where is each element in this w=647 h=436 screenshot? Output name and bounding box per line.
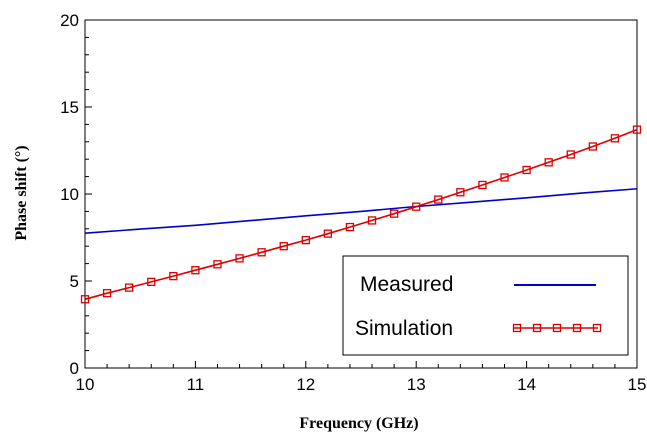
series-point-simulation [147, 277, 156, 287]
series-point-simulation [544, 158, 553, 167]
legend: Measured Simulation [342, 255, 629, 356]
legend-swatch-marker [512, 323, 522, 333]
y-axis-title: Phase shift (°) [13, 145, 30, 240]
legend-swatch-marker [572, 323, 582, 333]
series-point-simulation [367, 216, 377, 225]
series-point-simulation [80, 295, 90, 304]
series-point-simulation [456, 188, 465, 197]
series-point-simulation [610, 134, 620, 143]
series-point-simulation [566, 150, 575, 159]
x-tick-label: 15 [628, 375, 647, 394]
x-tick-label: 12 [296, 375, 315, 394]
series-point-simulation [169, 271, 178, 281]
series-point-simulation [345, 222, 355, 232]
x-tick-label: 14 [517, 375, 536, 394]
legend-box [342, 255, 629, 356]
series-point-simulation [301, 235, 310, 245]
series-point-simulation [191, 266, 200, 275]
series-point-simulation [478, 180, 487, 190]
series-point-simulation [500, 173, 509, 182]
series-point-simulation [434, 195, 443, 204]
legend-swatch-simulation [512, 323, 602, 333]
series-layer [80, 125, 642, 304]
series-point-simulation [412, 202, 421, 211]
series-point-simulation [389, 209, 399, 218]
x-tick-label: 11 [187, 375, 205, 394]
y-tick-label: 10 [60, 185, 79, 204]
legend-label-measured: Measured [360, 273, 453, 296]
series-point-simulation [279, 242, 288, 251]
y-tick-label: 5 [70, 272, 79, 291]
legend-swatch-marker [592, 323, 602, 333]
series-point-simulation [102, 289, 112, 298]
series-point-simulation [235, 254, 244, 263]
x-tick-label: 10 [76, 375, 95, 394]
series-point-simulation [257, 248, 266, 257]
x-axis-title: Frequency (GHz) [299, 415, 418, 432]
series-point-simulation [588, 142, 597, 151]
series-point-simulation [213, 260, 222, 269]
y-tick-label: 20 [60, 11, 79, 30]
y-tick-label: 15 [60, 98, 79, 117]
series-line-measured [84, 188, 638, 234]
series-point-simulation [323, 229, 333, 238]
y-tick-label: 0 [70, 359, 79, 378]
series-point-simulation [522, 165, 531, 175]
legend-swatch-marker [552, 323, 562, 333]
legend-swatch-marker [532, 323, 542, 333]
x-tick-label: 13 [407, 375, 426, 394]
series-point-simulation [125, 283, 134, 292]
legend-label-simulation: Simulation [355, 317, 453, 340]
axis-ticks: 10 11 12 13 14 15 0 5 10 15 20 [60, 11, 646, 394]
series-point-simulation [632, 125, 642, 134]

# [Given exercise]
Reproduce every line of the material above verbatim, leaving out the picture.

# [Written solution]
where is each element in this w=647 h=436 screenshot? Output name and bounding box per line.
series-point-simulation [147, 277, 156, 287]
series-point-simulation [544, 158, 553, 167]
legend: Measured Simulation [342, 255, 629, 356]
legend-swatch-marker [512, 323, 522, 333]
y-axis-title: Phase shift (°) [13, 145, 30, 240]
legend-swatch-marker [572, 323, 582, 333]
series-point-simulation [367, 216, 377, 225]
series-point-simulation [80, 295, 90, 304]
series-point-simulation [456, 188, 465, 197]
series-point-simulation [610, 134, 620, 143]
series-point-simulation [566, 150, 575, 159]
x-tick-label: 15 [628, 375, 647, 394]
x-tick-label: 12 [296, 375, 315, 394]
series-point-simulation [169, 271, 178, 281]
series-point-simulation [345, 222, 355, 232]
x-tick-label: 14 [517, 375, 536, 394]
legend-box [342, 255, 629, 356]
series-point-simulation [301, 235, 310, 245]
series-point-simulation [191, 266, 200, 275]
series-point-simulation [478, 180, 487, 190]
series-point-simulation [500, 173, 509, 182]
series-point-simulation [434, 195, 443, 204]
legend-swatch-simulation [512, 323, 602, 333]
series-layer [80, 125, 642, 304]
series-point-simulation [412, 202, 421, 211]
series-point-simulation [389, 209, 399, 218]
x-tick-label: 11 [187, 375, 205, 394]
y-tick-label: 10 [60, 185, 79, 204]
legend-label-measured: Measured [360, 273, 453, 296]
series-point-simulation [279, 242, 288, 251]
y-tick-label: 5 [70, 272, 79, 291]
legend-swatch-marker [592, 323, 602, 333]
series-point-simulation [102, 289, 112, 298]
series-point-simulation [235, 254, 244, 263]
x-tick-label: 10 [76, 375, 95, 394]
series-point-simulation [257, 248, 266, 257]
x-axis-title: Frequency (GHz) [299, 415, 418, 432]
series-point-simulation [588, 142, 597, 151]
series-point-simulation [213, 260, 222, 269]
y-tick-label: 20 [60, 11, 79, 30]
y-tick-label: 15 [60, 98, 79, 117]
series-line-measured [84, 188, 638, 234]
series-point-simulation [323, 229, 333, 238]
y-tick-label: 0 [70, 359, 79, 378]
series-point-simulation [522, 165, 531, 175]
legend-swatch-marker [552, 323, 562, 333]
legend-swatch-marker [532, 323, 542, 333]
x-tick-label: 13 [407, 375, 426, 394]
series-point-simulation [125, 283, 134, 292]
legend-label-simulation: Simulation [355, 317, 453, 340]
axis-ticks: 10 11 12 13 14 15 0 5 10 15 20 [60, 11, 646, 394]
series-point-simulation [632, 125, 642, 134]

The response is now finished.